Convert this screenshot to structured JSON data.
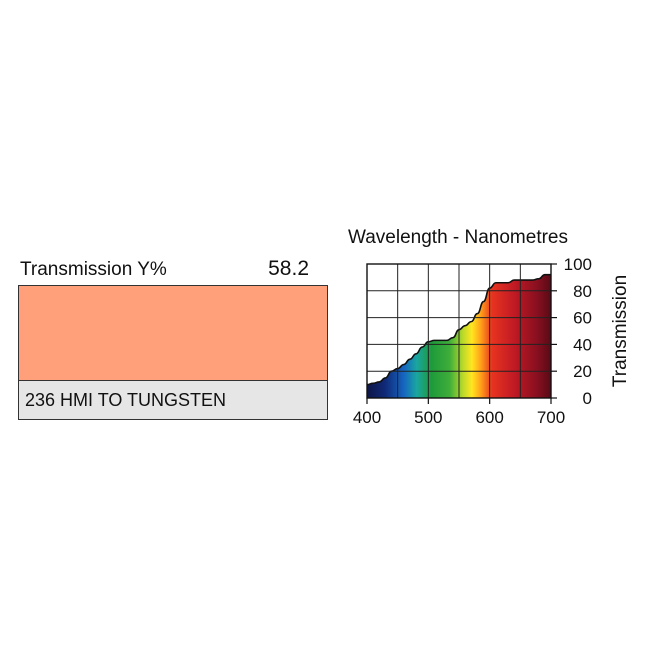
{
  "swatch": {
    "transmission_label": "Transmission Y%",
    "transmission_value": "58.2",
    "color": "#ffa07a",
    "filter_name": "236 HMI TO TUNGSTEN"
  },
  "chart_data": {
    "type": "area",
    "title": "Wavelength - Nanometres",
    "xlabel": "",
    "ylabel": "Transmission",
    "xlim": [
      400,
      700
    ],
    "ylim": [
      0,
      100
    ],
    "x_ticks": [
      "400",
      "500",
      "600",
      "700"
    ],
    "y_ticks": [
      "0",
      "20",
      "40",
      "60",
      "80",
      "100"
    ],
    "grid": true,
    "fill": "visible-spectrum",
    "series": [
      {
        "x": [
          400,
          410,
          420,
          430,
          440,
          450,
          460,
          470,
          480,
          490,
          500,
          510,
          520,
          530,
          540,
          550,
          560,
          570,
          580,
          590,
          600,
          610,
          620,
          630,
          640,
          650,
          660,
          670,
          680,
          690,
          700
        ],
        "y": [
          10,
          11,
          12,
          15,
          20,
          22,
          25,
          29,
          33,
          38,
          42,
          43,
          43,
          43,
          45,
          51,
          54,
          57,
          63,
          72,
          82,
          86,
          86,
          86,
          88,
          88,
          88,
          88,
          89,
          92,
          92
        ]
      }
    ]
  }
}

== == ==

= WHAT IS REQUIRED =
Using the material above, retype each entry exactly and omit the pictures.

= TASK ANSWER =
Convert this screenshot to structured JSON data.
{
  "swatch": {
    "transmission_label": "Transmission Y%",
    "transmission_value": "58.2",
    "color": "#ffa07a",
    "filter_name": "236 HMI TO TUNGSTEN"
  },
  "chart_data": {
    "type": "area",
    "title": "Wavelength - Nanometres",
    "xlabel": "",
    "ylabel": "Transmission",
    "xlim": [
      400,
      700
    ],
    "ylim": [
      0,
      100
    ],
    "x_ticks": [
      "400",
      "500",
      "600",
      "700"
    ],
    "y_ticks": [
      "0",
      "20",
      "40",
      "60",
      "80",
      "100"
    ],
    "grid": true,
    "fill": "visible-spectrum",
    "series": [
      {
        "x": [
          400,
          410,
          420,
          430,
          440,
          450,
          460,
          470,
          480,
          490,
          500,
          510,
          520,
          530,
          540,
          550,
          560,
          570,
          580,
          590,
          600,
          610,
          620,
          630,
          640,
          650,
          660,
          670,
          680,
          690,
          700
        ],
        "y": [
          10,
          11,
          12,
          15,
          20,
          22,
          25,
          29,
          33,
          38,
          42,
          43,
          43,
          43,
          45,
          51,
          54,
          57,
          63,
          72,
          82,
          86,
          86,
          86,
          88,
          88,
          88,
          88,
          89,
          92,
          92
        ]
      }
    ]
  }
}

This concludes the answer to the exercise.